##### Data extract

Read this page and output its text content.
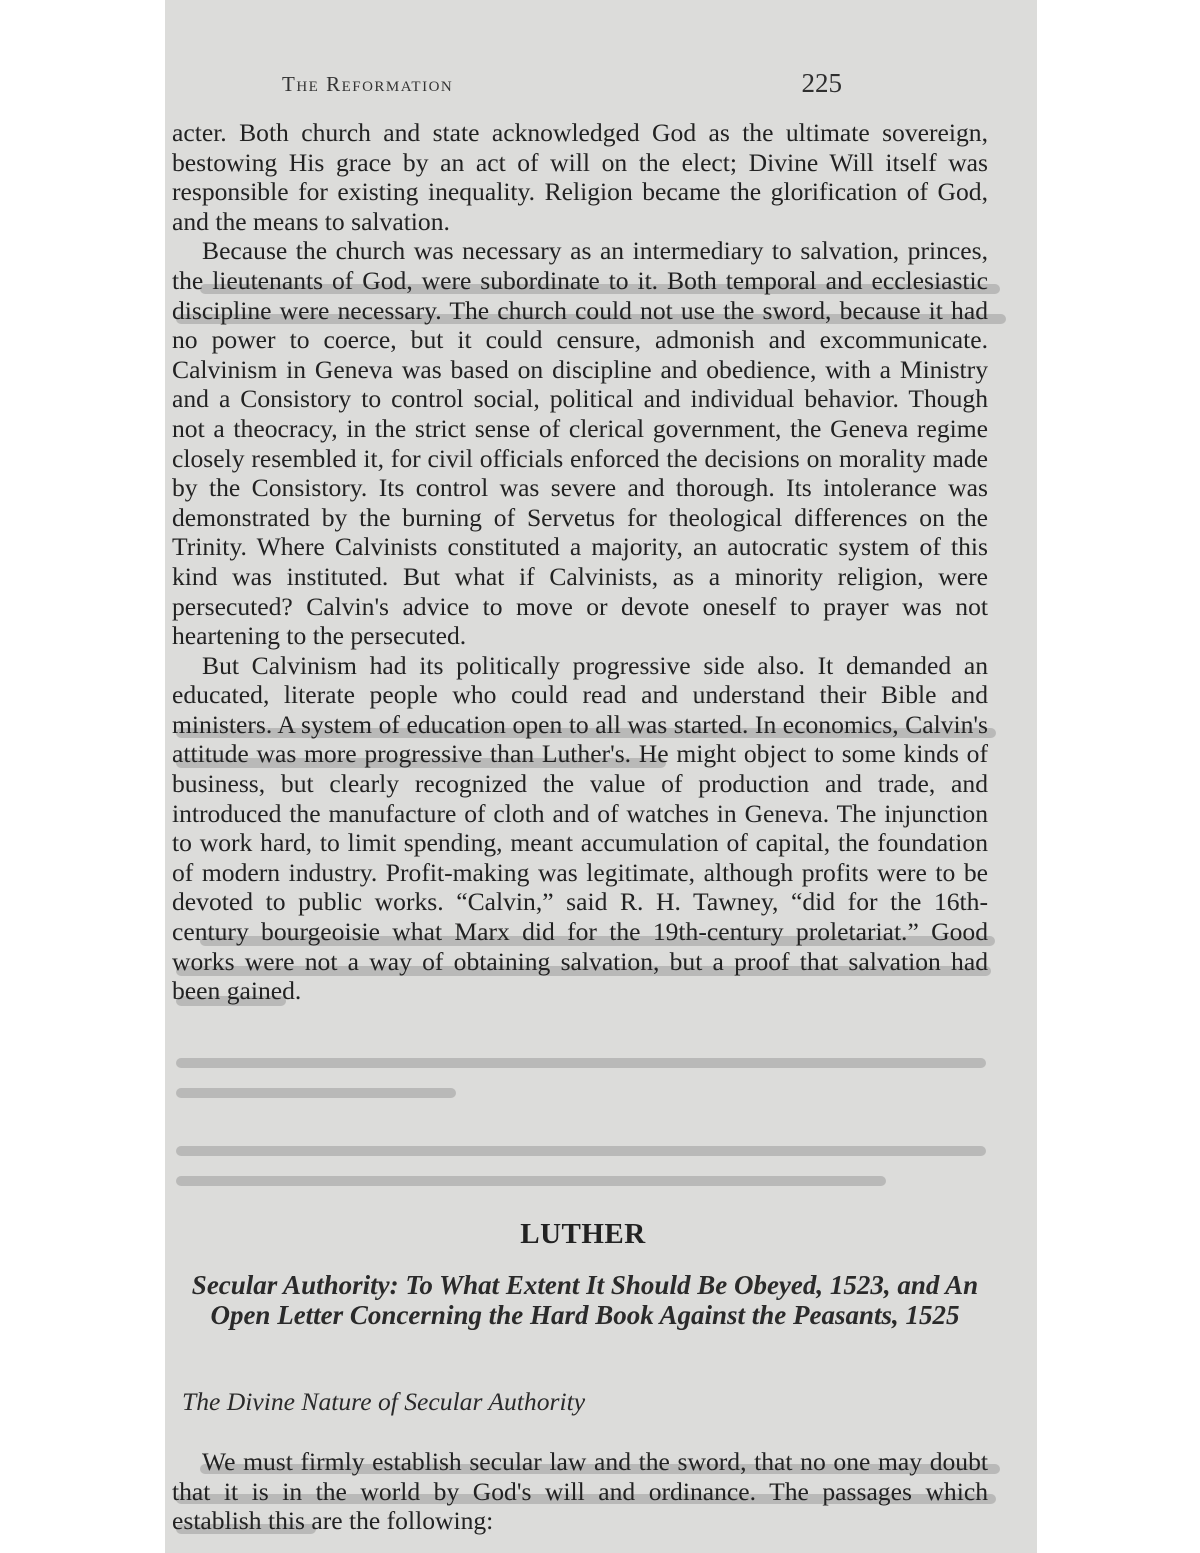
The Reformation	225

acter. Both church and state acknowledged God as the ultimate sovereign, bestowing His grace by an act of will on the elect; Divine Will itself was responsible for existing inequality. Religion became the glorification of God, and the means to salvation.

Because the church was necessary as an intermediary to salvation, princes, the lieutenants of God, were subordinate to it. Both temporal and ecclesiastic discipline were necessary. The church could not use the sword, because it had no power to coerce, but it could censure, admonish and excommunicate. Calvinism in Geneva was based on discipline and obedience, with a Ministry and a Consistory to control social, political and individual behavior. Though not a theocracy, in the strict sense of clerical government, the Geneva regime closely resembled it, for civil officials enforced the decisions on morality made by the Consistory. Its control was severe and thorough. Its intolerance was demonstrated by the burning of Servetus for theological differences on the Trinity. Where Calvinists constituted a majority, an autocratic system of this kind was instituted. But what if Calvinists, as a minority religion, were persecuted? Calvin's advice to move or devote oneself to prayer was not heartening to the persecuted.

But Calvinism had its politically progressive side also. It demanded an educated, literate people who could read and understand their Bible and ministers. A system of education open to all was started. In economics, Calvin's attitude was more progressive than Luther's. He might object to some kinds of business, but clearly recognized the value of production and trade, and introduced the manufacture of cloth and of watches in Geneva. The injunction to work hard, to limit spending, meant accumulation of capital, the foundation of modern industry. Profit-making was legitimate, although profits were to be devoted to public works. “Calvin,” said R. H. Tawney, “did for the 16th-century bourgeoisie what Marx did for the 19th-century proletariat.” Good works were not a way of obtaining salvation, but a proof that salvation had been gained.

LUTHER
Secular Authority: To What Extent It Should Be Obeyed, 1523, and An Open Letter Concerning the Hard Book Against the Peasants, 1525
The Divine Nature of Secular Authority

We must firmly establish secular law and the sword, that no one may doubt that it is in the world by God's will and ordinance. The passages which establish this are the following:
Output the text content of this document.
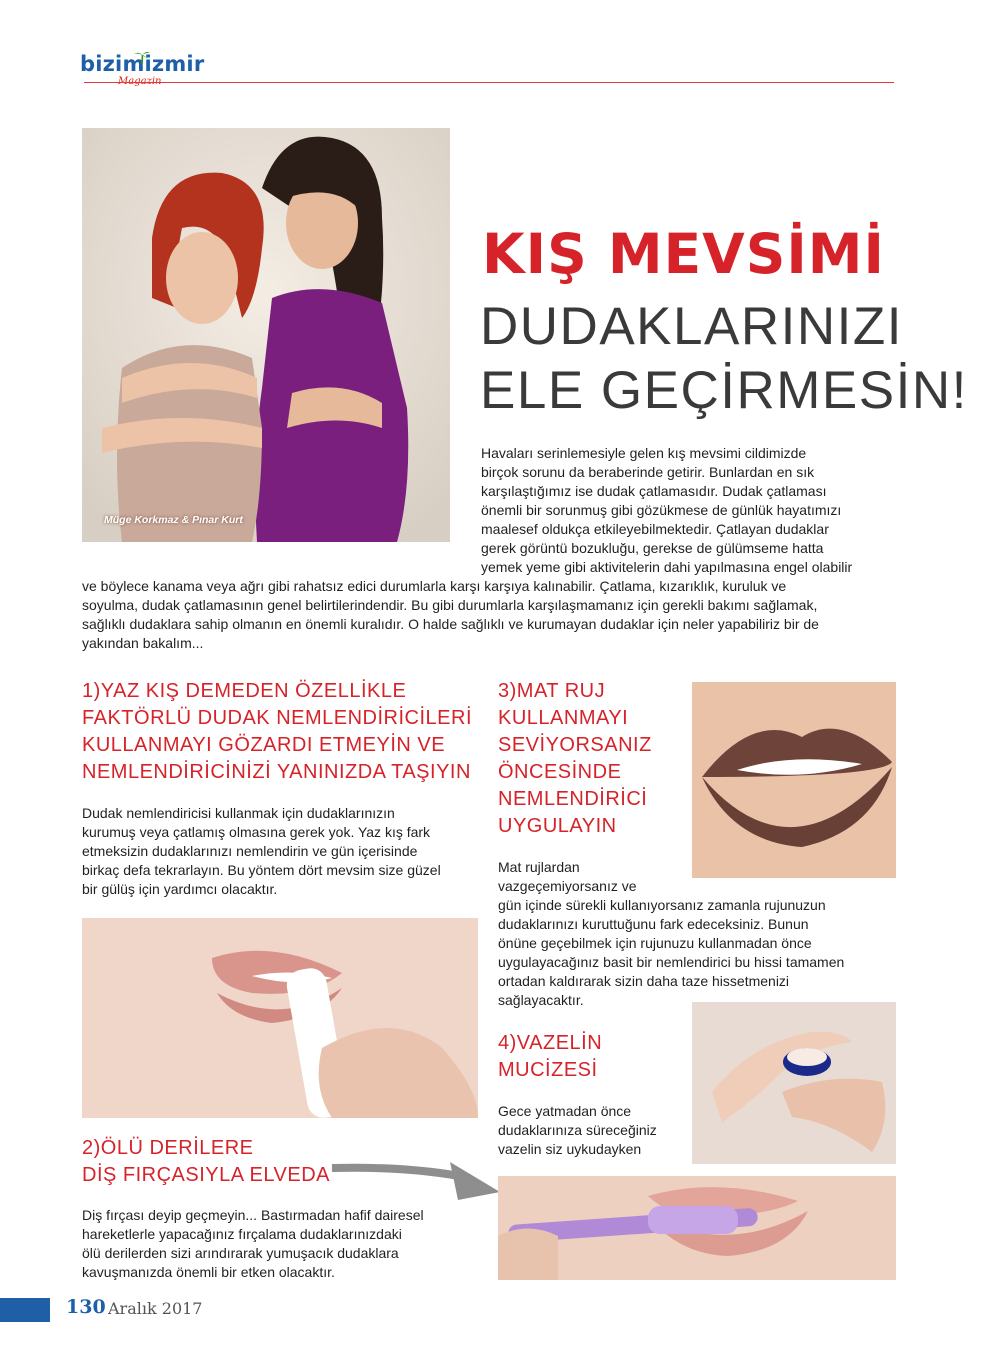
bizimizmir
Müge Korkmaz & Pınar Kurt
KIŞ MEVSİMİ
DUDAKLARINIZI
ELE GEÇİRMESİN!
Havaları serinlemesiyle gelen kış mevsimi cildimizde
birçok sorunu da beraberinde getirir. Bunlardan en sık
karşılaştığımız ise dudak çatlamasıdır. Dudak çatlaması
önemli bir sorunmuş gibi gözükmese de günlük hayatımızı
maalesef oldukça etkileyebilmektedir. Çatlayan dudaklar
gerek görüntü bozukluğu, gerekse de gülümseme hatta
yemek yeme gibi aktivitelerin dahi yapılmasına engel olabilir
ve böylece kanama veya ağrı gibi rahatsız edici durumlarla karşı karşıya kalınabilir. Çatlama, kızarıklık, kuruluk ve
soyulma, dudak çatlamasının genel belirtilerindendir. Bu gibi durumlarla karşılaşmamanız için gerekli bakımı sağlamak,
sağlıklı dudaklara sahip olmanın en önemli kuralıdır. O halde sağlıklı ve kurumayan dudaklar için neler yapabiliriz bir de
yakından bakalım...
1)YAZ KIŞ DEMEDEN ÖZELLİKLE
FAKTÖRLÜ DUDAK NEMLENDİRİCİLERİ
KULLANMAYI GÖZARDI ETMEYİN VE
NEMLENDİRİCİNİZİ YANINIZDA TAŞIYIN
Dudak nemlendiricisi kullanmak için dudaklarınızın
kurumuş veya çatlamış olmasına gerek yok. Yaz kış fark
etmeksizin dudaklarınızı nemlendirin ve gün içerisinde
birkaç defa tekrarlayın. Bu yöntem dört mevsim size güzel
bir gülüş için yardımcı olacaktır.
2)ÖLÜ DERİLERE
DİŞ FIRÇASIYLA ELVEDA
Diş fırçası deyip geçmeyin... Bastırmadan hafif dairesel
hareketlerle yapacağınız fırçalama dudaklarınızdaki
ölü derilerden sizi arındırarak yumuşacık dudaklara
kavuşmanızda önemli bir etken olacaktır.
3)MAT RUJ
KULLANMAYI
SEVİYORSANIZ
ÖNCESİNDE
NEMLENDİRİCİ
UYGULAYIN
Mat rujlardan
vazgeçemiyorsanız ve
gün içinde sürekli kullanıyorsanız zamanla rujunuzun
dudaklarınızı kuruttuğunu fark edeceksiniz. Bunun
önüne geçebilmek için rujunuzu kullanmadan önce
uygulayacağınız basit bir nemlendirici bu hissi tamamen
ortadan kaldırarak sizin daha taze hissetmenizi
sağlayacaktır.
4)VAZELİN
MUCİZESİ
Gece yatmadan önce
dudaklarınıza süreceğiniz
vazelin siz uykudayken
130 Aralık 2017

##########

Do this:
Each record should be quoted exactly, with the images omitted.

Solution to this problem:
Read this page and output its text content.
The Reformation	225

acter. Both church and state acknowledged God as the ultimate sovereign, bestowing His grace by an act of will on the elect; Divine Will itself was responsible for existing inequality. Religion became the glorification of God, and the means to salvation.

Because the church was necessary as an intermediary to salvation, princes, the lieutenants of God, were subordinate to it. Both temporal and ecclesiastic discipline were necessary. The church could not use the sword, because it had no power to coerce, but it could censure, admonish and excommunicate. Calvinism in Geneva was based on discipline and obedience, with a Ministry and a Consistory to control social, political and individual behavior. Though not a theocracy, in the strict sense of clerical government, the Geneva regime closely resembled it, for civil officials enforced the decisions on morality made by the Consistory. Its control was severe and thorough. Its intolerance was demonstrated by the burning of Servetus for theological differences on the Trinity. Where Calvinists constituted a majority, an autocratic system of this kind was instituted. But what if Calvinists, as a minority religion, were persecuted? Calvin's advice to move or devote oneself to prayer was not heartening to the persecuted.

But Calvinism had its politically progressive side also. It demanded an educated, literate people who could read and understand their Bible and ministers. A system of education open to all was started. In economics, Calvin's attitude was more progressive than Luther's. He might object to some kinds of business, but clearly recognized the value of production and trade, and introduced the manufacture of cloth and of watches in Geneva. The injunction to work hard, to limit spending, meant accumulation of capital, the foundation of modern industry. Profit-making was legitimate, although profits were to be devoted to public works. “Calvin,” said R. H. Tawney, “did for the 16th-century bourgeoisie what Marx did for the 19th-century proletariat.” Good works were not a way of obtaining salvation, but a proof that salvation had been gained.

LUTHER
Secular Authority: To What Extent It Should Be Obeyed, 1523, and An Open Letter Concerning the Hard Book Against the Peasants, 1525
The Divine Nature of Secular Authority

We must firmly establish secular law and the sword, that no one may doubt that it is in the world by God's will and ordinance. The passages which establish this are the following:
Output the text content of this document.
bizimizmir
Müge Korkmaz & Pınar Kurt
KIŞ MEVSİMİ
DUDAKLARINIZI
ELE GEÇİRMESİN!
Havaları serinlemesiyle gelen kış mevsimi cildimizde
birçok sorunu da beraberinde getirir. Bunlardan en sık
karşılaştığımız ise dudak çatlamasıdır. Dudak çatlaması
önemli bir sorunmuş gibi gözükmese de günlük hayatımızı
maalesef oldukça etkileyebilmektedir. Çatlayan dudaklar
gerek görüntü bozukluğu, gerekse de gülümseme hatta
yemek yeme gibi aktivitelerin dahi yapılmasına engel olabilir
ve böylece kanama veya ağrı gibi rahatsız edici durumlarla karşı karşıya kalınabilir. Çatlama, kızarıklık, kuruluk ve
soyulma, dudak çatlamasının genel belirtilerindendir. Bu gibi durumlarla karşılaşmamanız için gerekli bakımı sağlamak,
sağlıklı dudaklara sahip olmanın en önemli kuralıdır. O halde sağlıklı ve kurumayan dudaklar için neler yapabiliriz bir de
yakından bakalım...
1)YAZ KIŞ DEMEDEN ÖZELLİKLE
FAKTÖRLÜ DUDAK NEMLENDİRİCİLERİ
KULLANMAYI GÖZARDI ETMEYİN VE
NEMLENDİRİCİNİZİ YANINIZDA TAŞIYIN
Dudak nemlendiricisi kullanmak için dudaklarınızın
kurumuş veya çatlamış olmasına gerek yok. Yaz kış fark
etmeksizin dudaklarınızı nemlendirin ve gün içerisinde
birkaç defa tekrarlayın. Bu yöntem dört mevsim size güzel
bir gülüş için yardımcı olacaktır.
2)ÖLÜ DERİLERE
DİŞ FIRÇASIYLA ELVEDA
Diş fırçası deyip geçmeyin... Bastırmadan hafif dairesel
hareketlerle yapacağınız fırçalama dudaklarınızdaki
ölü derilerden sizi arındırarak yumuşacık dudaklara
kavuşmanızda önemli bir etken olacaktır.
3)MAT RUJ
KULLANMAYI
SEVİYORSANIZ
ÖNCESİNDE
NEMLENDİRİCİ
UYGULAYIN
Mat rujlardan
vazgeçemiyorsanız ve
gün içinde sürekli kullanıyorsanız zamanla rujunuzun
dudaklarınızı kuruttuğunu fark edeceksiniz. Bunun
önüne geçebilmek için rujunuzu kullanmadan önce
uygulayacağınız basit bir nemlendirici bu hissi tamamen
ortadan kaldırarak sizin daha taze hissetmenizi
sağlayacaktır.
4)VAZELİN
MUCİZESİ
Gece yatmadan önce
dudaklarınıza süreceğiniz
vazelin siz uykudayken
130 Aralık 2017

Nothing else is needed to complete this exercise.